INSTRUCTIONS TO FOLLOW » Can you transcribe every record below exactly as it appears?

(Data items)
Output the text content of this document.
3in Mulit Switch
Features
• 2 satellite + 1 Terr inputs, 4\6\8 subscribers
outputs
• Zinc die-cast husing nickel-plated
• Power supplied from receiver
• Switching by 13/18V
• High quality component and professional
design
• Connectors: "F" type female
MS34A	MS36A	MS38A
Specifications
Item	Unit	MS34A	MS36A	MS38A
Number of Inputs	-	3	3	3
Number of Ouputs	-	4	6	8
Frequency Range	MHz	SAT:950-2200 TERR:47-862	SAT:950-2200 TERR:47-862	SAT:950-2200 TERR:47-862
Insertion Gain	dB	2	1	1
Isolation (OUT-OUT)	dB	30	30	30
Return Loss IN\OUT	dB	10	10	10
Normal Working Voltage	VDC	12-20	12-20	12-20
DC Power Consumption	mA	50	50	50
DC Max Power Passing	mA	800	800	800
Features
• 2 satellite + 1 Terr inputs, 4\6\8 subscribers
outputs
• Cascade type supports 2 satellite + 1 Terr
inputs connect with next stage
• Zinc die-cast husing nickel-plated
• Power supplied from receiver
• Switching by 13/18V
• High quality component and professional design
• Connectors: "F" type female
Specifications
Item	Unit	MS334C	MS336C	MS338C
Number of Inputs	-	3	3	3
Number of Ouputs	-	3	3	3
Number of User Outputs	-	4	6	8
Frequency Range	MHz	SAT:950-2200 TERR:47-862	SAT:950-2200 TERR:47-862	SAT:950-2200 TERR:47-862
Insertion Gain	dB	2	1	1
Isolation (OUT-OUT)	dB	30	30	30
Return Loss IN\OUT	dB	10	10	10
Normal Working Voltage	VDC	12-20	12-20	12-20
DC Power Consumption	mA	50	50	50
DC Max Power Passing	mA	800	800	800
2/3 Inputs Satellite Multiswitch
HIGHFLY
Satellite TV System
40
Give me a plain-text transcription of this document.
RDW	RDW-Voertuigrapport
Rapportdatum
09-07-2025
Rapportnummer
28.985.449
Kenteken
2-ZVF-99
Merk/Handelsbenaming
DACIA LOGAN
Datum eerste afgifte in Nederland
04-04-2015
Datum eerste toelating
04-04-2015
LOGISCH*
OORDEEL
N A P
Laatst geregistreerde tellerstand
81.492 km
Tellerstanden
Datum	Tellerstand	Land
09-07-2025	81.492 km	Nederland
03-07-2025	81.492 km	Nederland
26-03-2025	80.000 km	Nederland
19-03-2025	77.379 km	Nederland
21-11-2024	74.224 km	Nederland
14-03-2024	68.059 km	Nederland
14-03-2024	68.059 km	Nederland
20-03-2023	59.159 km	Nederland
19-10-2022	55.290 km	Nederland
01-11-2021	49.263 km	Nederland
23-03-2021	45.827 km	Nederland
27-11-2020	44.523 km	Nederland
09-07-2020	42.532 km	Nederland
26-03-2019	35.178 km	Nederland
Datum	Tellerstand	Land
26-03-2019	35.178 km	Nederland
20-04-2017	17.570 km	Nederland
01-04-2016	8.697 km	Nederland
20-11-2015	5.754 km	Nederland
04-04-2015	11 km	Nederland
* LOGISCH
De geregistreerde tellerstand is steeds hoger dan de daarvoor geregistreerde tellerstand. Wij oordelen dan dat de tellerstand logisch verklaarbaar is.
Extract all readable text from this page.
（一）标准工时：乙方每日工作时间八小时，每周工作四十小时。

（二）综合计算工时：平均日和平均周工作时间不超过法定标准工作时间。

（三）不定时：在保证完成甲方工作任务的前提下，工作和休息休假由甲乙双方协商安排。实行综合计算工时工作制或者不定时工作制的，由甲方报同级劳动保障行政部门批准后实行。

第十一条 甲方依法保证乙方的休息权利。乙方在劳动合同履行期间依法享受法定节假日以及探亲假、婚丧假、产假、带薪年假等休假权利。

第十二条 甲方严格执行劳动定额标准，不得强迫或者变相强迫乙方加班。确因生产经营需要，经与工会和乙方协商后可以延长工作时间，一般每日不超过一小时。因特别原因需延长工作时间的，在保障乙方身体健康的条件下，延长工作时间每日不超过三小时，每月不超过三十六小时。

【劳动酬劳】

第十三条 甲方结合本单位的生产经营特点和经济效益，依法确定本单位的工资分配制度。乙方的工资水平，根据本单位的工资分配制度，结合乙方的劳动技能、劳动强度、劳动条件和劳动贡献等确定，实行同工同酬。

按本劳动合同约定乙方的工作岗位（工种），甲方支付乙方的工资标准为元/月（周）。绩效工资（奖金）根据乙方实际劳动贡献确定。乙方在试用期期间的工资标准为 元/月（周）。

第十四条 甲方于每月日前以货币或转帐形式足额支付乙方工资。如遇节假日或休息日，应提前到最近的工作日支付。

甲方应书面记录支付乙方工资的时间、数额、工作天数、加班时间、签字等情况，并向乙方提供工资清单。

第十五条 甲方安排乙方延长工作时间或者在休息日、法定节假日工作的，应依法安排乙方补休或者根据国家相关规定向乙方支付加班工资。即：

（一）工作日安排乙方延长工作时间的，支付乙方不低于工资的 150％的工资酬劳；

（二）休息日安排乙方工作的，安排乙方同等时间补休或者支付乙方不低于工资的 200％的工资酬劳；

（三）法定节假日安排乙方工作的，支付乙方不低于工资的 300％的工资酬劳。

RESPONSE »
Output the text content of this document.
3in Mulit Switch
Features
• 2 satellite + 1 Terr inputs, 4\6\8 subscribers
outputs
• Zinc die-cast husing nickel-plated
• Power supplied from receiver
• Switching by 13/18V
• High quality component and professional
design
• Connectors: "F" type female
MS34A	MS36A	MS38A
Specifications
Item	Unit	MS34A	MS36A	MS38A
Number of Inputs	-	3	3	3
Number of Ouputs	-	4	6	8
Frequency Range	MHz	SAT:950-2200 TERR:47-862	SAT:950-2200 TERR:47-862	SAT:950-2200 TERR:47-862
Insertion Gain	dB	2	1	1
Isolation (OUT-OUT)	dB	30	30	30
Return Loss IN\OUT	dB	10	10	10
Normal Working Voltage	VDC	12-20	12-20	12-20
DC Power Consumption	mA	50	50	50
DC Max Power Passing	mA	800	800	800
Features
• 2 satellite + 1 Terr inputs, 4\6\8 subscribers
outputs
• Cascade type supports 2 satellite + 1 Terr
inputs connect with next stage
• Zinc die-cast husing nickel-plated
• Power supplied from receiver
• Switching by 13/18V
• High quality component and professional design
• Connectors: "F" type female
Specifications
Item	Unit	MS334C	MS336C	MS338C
Number of Inputs	-	3	3	3
Number of Ouputs	-	3	3	3
Number of User Outputs	-	4	6	8
Frequency Range	MHz	SAT:950-2200 TERR:47-862	SAT:950-2200 TERR:47-862	SAT:950-2200 TERR:47-862
Insertion Gain	dB	2	1	1
Isolation (OUT-OUT)	dB	30	30	30
Return Loss IN\OUT	dB	10	10	10
Normal Working Voltage	VDC	12-20	12-20	12-20
DC Power Consumption	mA	50	50	50
DC Max Power Passing	mA	800	800	800
2/3 Inputs Satellite Multiswitch
HIGHFLY
Satellite TV System
40
Give me a plain-text transcription of this document.
RDW	RDW-Voertuigrapport
Rapportdatum
09-07-2025
Rapportnummer
28.985.449
Kenteken
2-ZVF-99
Merk/Handelsbenaming
DACIA LOGAN
Datum eerste afgifte in Nederland
04-04-2015
Datum eerste toelating
04-04-2015
LOGISCH*
OORDEEL
N A P
Laatst geregistreerde tellerstand
81.492 km
Tellerstanden
Datum	Tellerstand	Land
09-07-2025	81.492 km	Nederland
03-07-2025	81.492 km	Nederland
26-03-2025	80.000 km	Nederland
19-03-2025	77.379 km	Nederland
21-11-2024	74.224 km	Nederland
14-03-2024	68.059 km	Nederland
14-03-2024	68.059 km	Nederland
20-03-2023	59.159 km	Nederland
19-10-2022	55.290 km	Nederland
01-11-2021	49.263 km	Nederland
23-03-2021	45.827 km	Nederland
27-11-2020	44.523 km	Nederland
09-07-2020	42.532 km	Nederland
26-03-2019	35.178 km	Nederland
Datum	Tellerstand	Land
26-03-2019	35.178 km	Nederland
20-04-2017	17.570 km	Nederland
01-04-2016	8.697 km	Nederland
20-11-2015	5.754 km	Nederland
04-04-2015	11 km	Nederland
* LOGISCH
De geregistreerde tellerstand is steeds hoger dan de daarvoor geregistreerde tellerstand. Wij oordelen dan dat de tellerstand logisch verklaarbaar is.
Extract all readable text from this page.
（一）标准工时：乙方每日工作时间八小时，每周工作四十小时。

（二）综合计算工时：平均日和平均周工作时间不超过法定标准工作时间。

（三）不定时：在保证完成甲方工作任务的前提下，工作和休息休假由甲乙双方协商安排。实行综合计算工时工作制或者不定时工作制的，由甲方报同级劳动保障行政部门批准后实行。

第十一条 甲方依法保证乙方的休息权利。乙方在劳动合同履行期间依法享受法定节假日以及探亲假、婚丧假、产假、带薪年假等休假权利。

第十二条 甲方严格执行劳动定额标准，不得强迫或者变相强迫乙方加班。确因生产经营需要，经与工会和乙方协商后可以延长工作时间，一般每日不超过一小时。因特别原因需延长工作时间的，在保障乙方身体健康的条件下，延长工作时间每日不超过三小时，每月不超过三十六小时。

【劳动酬劳】

第十三条 甲方结合本单位的生产经营特点和经济效益，依法确定本单位的工资分配制度。乙方的工资水平，根据本单位的工资分配制度，结合乙方的劳动技能、劳动强度、劳动条件和劳动贡献等确定，实行同工同酬。

按本劳动合同约定乙方的工作岗位（工种），甲方支付乙方的工资标准为元/月（周）。绩效工资（奖金）根据乙方实际劳动贡献确定。乙方在试用期期间的工资标准为 元/月（周）。

第十四条 甲方于每月日前以货币或转帐形式足额支付乙方工资。如遇节假日或休息日，应提前到最近的工作日支付。

甲方应书面记录支付乙方工资的时间、数额、工作天数、加班时间、签字等情况，并向乙方提供工资清单。

第十五条 甲方安排乙方延长工作时间或者在休息日、法定节假日工作的，应依法安排乙方补休或者根据国家相关规定向乙方支付加班工资。即：

（一）工作日安排乙方延长工作时间的，支付乙方不低于工资的 150％的工资酬劳；

（二）休息日安排乙方工作的，安排乙方同等时间补休或者支付乙方不低于工资的 200％的工资酬劳；

（三）法定节假日安排乙方工作的，支付乙方不低于工资的 300％的工资酬劳。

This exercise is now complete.